Entries with figure data

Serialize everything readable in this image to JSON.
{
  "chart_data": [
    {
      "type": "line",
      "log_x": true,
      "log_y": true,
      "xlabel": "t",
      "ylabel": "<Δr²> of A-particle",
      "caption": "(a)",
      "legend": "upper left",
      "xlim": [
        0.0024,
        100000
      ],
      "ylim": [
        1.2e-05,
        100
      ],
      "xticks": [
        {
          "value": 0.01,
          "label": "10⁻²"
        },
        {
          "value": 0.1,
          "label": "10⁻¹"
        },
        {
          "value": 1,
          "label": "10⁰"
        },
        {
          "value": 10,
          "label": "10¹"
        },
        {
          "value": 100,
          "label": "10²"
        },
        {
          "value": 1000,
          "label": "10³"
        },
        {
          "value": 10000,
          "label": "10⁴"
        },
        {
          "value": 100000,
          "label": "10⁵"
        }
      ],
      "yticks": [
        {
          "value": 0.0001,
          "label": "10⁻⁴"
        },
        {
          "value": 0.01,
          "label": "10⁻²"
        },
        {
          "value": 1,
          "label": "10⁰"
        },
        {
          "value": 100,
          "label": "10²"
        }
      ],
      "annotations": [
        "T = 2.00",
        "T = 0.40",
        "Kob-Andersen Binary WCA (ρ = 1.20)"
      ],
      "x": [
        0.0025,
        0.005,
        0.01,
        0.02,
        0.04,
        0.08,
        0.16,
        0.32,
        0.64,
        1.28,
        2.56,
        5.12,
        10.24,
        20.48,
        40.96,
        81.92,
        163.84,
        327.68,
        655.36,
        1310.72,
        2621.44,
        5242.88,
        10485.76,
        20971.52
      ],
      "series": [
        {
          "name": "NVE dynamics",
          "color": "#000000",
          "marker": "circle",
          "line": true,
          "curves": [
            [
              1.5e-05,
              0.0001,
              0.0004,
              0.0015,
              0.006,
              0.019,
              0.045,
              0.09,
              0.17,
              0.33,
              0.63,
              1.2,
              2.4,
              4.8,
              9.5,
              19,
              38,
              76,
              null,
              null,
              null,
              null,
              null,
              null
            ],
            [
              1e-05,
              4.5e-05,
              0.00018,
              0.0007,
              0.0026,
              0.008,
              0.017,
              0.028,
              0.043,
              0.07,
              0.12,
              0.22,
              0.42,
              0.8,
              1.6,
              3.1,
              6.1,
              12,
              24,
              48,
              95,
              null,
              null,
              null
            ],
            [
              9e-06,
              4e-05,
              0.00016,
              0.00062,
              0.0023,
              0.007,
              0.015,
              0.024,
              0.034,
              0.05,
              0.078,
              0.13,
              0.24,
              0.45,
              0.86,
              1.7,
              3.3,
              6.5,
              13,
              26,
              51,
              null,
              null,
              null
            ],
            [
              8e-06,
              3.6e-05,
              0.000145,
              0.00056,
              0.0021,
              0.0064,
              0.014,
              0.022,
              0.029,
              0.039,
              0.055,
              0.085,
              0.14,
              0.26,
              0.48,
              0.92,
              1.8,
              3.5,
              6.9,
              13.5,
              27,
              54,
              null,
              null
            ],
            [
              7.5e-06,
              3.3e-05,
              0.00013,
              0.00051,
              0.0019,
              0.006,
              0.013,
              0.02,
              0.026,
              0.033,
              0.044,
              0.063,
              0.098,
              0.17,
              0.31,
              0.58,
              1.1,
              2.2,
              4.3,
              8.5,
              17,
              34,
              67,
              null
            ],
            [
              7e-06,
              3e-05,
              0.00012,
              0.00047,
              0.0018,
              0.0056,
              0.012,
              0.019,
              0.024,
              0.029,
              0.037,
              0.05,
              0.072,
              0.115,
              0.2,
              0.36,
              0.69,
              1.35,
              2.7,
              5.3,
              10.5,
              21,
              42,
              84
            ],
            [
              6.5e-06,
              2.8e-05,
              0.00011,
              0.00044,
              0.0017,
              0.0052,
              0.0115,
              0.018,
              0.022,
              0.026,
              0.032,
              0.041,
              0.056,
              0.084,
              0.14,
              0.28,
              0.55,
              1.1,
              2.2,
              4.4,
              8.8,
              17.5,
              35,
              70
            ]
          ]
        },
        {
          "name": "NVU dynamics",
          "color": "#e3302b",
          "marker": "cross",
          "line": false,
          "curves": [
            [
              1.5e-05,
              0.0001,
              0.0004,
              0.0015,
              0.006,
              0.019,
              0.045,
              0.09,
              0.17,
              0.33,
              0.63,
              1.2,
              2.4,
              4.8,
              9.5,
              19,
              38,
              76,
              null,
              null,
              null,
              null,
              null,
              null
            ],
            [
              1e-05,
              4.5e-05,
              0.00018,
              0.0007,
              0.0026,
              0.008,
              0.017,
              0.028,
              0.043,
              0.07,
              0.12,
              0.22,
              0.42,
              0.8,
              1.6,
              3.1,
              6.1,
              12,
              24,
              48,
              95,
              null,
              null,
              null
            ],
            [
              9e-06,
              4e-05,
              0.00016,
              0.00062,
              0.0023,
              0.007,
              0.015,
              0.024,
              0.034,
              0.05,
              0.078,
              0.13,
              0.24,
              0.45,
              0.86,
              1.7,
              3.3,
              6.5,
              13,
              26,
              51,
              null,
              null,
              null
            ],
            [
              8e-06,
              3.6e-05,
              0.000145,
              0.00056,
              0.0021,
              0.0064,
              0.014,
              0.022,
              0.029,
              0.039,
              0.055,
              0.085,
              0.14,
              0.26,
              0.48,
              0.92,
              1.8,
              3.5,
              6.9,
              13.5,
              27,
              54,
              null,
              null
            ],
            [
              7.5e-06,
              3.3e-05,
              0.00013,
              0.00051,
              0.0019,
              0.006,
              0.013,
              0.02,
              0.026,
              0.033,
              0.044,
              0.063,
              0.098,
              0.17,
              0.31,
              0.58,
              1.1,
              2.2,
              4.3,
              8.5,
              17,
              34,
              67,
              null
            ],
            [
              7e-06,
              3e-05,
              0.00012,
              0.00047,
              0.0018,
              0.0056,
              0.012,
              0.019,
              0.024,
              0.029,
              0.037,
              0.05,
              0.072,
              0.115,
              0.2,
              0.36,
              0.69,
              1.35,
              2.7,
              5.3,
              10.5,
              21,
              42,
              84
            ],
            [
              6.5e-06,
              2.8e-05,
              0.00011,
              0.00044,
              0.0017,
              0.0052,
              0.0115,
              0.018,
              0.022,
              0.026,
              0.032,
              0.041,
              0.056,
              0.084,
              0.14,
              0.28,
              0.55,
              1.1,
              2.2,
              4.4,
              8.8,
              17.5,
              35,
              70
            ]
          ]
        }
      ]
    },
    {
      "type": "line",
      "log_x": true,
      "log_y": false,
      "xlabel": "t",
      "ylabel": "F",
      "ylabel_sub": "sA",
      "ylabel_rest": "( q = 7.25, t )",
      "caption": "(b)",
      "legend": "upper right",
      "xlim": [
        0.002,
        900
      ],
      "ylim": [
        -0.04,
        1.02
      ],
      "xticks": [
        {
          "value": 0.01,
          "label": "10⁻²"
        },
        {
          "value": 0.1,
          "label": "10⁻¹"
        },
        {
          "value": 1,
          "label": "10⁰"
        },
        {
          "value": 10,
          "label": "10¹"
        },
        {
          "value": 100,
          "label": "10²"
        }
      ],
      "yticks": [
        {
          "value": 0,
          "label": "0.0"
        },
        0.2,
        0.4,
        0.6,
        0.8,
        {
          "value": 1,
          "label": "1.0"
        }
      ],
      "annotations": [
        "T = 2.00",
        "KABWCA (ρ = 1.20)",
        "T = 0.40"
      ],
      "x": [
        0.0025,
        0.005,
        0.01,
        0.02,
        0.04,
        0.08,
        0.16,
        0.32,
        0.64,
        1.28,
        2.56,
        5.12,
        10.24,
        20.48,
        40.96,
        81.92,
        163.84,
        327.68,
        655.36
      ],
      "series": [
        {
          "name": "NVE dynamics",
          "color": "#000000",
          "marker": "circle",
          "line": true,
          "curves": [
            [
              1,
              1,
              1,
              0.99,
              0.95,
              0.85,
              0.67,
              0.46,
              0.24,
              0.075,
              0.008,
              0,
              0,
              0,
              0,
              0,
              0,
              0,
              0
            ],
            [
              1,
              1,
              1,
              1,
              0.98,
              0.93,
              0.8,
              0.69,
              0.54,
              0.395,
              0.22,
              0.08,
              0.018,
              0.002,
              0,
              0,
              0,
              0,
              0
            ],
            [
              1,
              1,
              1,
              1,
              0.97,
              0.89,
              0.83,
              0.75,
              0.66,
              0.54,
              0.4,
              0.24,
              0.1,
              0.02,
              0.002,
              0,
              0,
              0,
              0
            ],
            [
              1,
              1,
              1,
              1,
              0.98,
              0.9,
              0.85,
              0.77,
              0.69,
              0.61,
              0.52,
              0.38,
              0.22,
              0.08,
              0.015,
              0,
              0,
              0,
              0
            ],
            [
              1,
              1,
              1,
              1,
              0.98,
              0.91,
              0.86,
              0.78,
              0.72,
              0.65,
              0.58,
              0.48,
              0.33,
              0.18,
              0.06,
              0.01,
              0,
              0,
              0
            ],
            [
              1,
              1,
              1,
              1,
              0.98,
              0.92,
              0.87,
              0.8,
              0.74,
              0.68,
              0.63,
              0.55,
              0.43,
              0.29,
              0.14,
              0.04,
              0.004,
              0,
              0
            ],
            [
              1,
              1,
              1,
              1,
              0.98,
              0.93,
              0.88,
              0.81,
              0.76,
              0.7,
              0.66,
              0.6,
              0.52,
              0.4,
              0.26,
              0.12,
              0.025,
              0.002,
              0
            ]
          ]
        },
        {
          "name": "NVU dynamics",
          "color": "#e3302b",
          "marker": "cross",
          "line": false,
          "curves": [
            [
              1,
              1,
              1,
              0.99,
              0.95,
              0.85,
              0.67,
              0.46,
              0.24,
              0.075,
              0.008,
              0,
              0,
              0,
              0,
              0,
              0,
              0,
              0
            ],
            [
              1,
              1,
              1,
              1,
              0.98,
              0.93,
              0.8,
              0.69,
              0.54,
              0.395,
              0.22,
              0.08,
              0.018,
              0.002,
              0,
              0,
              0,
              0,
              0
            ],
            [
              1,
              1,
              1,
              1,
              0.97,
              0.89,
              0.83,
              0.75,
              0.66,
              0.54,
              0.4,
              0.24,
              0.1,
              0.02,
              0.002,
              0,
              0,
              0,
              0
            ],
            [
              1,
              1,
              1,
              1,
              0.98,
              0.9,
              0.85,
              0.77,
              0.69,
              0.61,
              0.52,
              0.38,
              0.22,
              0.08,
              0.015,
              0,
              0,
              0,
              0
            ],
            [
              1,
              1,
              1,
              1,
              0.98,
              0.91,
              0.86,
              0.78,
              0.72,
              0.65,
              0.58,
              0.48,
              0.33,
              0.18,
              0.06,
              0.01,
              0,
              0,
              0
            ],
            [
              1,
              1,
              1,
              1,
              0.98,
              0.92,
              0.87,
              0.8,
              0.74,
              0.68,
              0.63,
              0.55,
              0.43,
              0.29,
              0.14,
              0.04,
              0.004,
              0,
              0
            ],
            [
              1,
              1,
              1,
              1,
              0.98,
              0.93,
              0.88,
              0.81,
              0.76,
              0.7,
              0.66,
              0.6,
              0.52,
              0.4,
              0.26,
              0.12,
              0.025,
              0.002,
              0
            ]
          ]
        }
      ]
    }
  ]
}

*SHORT TASK:*
Give a single number: the count of lines above that include the word "legend".

*FULL SOLUTION:*
2